▶ _Goal_
Tally every line featuring "سبحان", then give that tally alone.

▶ _Input records_
════
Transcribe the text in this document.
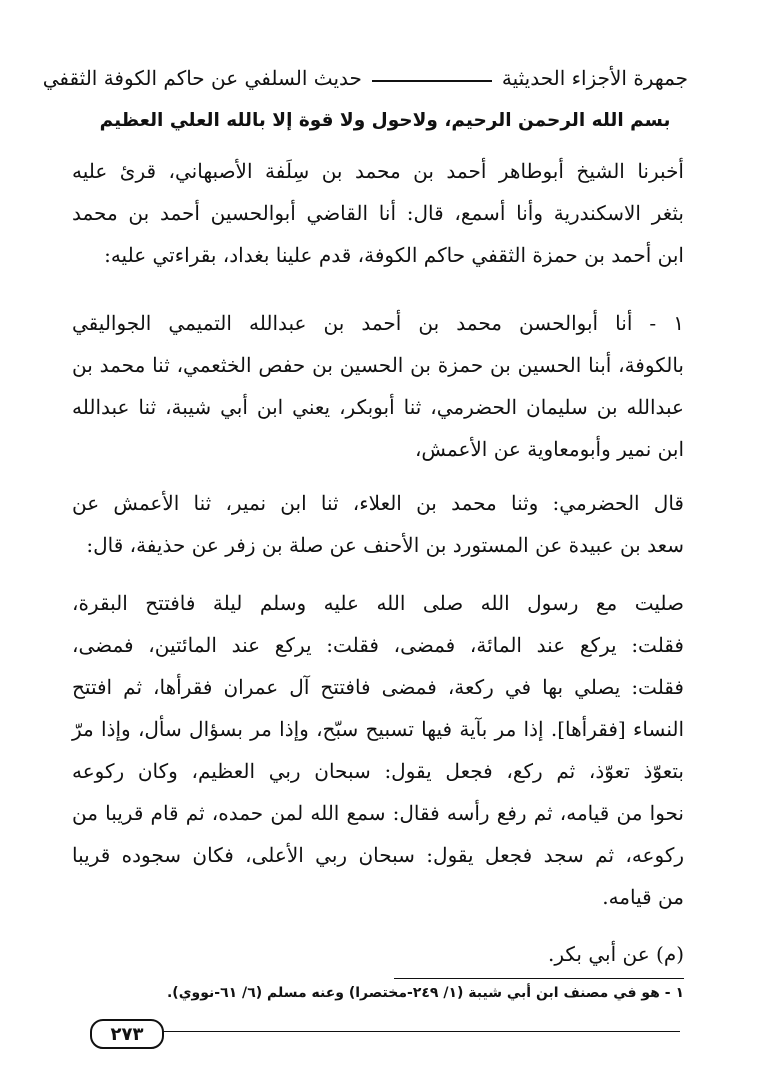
جمهرة الأجزاء الحديثية
حديث السلفي عن حاكم الكوفة الثقفي
بسم الله الرحمن الرحيم، ولاحول ولا قوة إلا بالله العلي العظيم
أخبرنا الشيخ أبوطاهر أحمد بن محمد بن سِلَفة الأصبهاني، قرئ عليه
بثغر الاسكندرية وأنا أسمع، قال: أنا القاضي أبوالحسين أحمد بن محمد
ابن أحمد بن حمزة الثقفي حاكم الكوفة، قدم علينا بغداد، بقراءتي عليه:
١ - أنا أبوالحسن محمد بن أحمد بن عبدالله التميمي الجواليقي
بالكوفة، أبنا الحسين بن حمزة بن الحسين بن حفص الخثعمي، ثنا محمد بن
عبدالله بن سليمان الحضرمي، ثنا أبوبكر، يعني ابن أبي شيبة، ثنا عبدالله
ابن نمير وأبومعاوية عن الأعمش،
قال الحضرمي: وثنا محمد بن العلاء، ثنا ابن نمير، ثنا الأعمش عن
سعد بن عبيدة عن المستورد بن الأحنف عن صلة بن زفر عن حذيفة، قال:
صليت مع رسول الله صلى الله عليه وسلم ليلة فافتتح البقرة،
فقلت: يركع عند المائة، فمضى، فقلت: يركع عند المائتين، فمضى،
فقلت: يصلي بها في ركعة، فمضى فافتتح آل عمران فقرأها، ثم افتتح
النساء [فقرأها]. إذا مر بآية فيها تسبيح سبّح، وإذا مر بسؤال سأل، وإذا مرّ
بتعوّذ تعوّذ، ثم ركع، فجعل يقول: سبحان ربي العظيم، وكان ركوعه
نحوا من قيامه، ثم رفع رأسه فقال: سمع الله لمن حمده، ثم قام قريبا من
ركوعه، ثم سجد فجعل يقول: سبحان ربي الأعلى، فكان سجوده قريبا
من قيامه.
(م) عن أبي بكر.
١ - هو في مصنف ابن أبي شيبة (١/ ٢٤٩-مختصرا) وعنه مسلم (٦/ ٦١-نووي).
٢٧٣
════
▶ _Worked answer_
2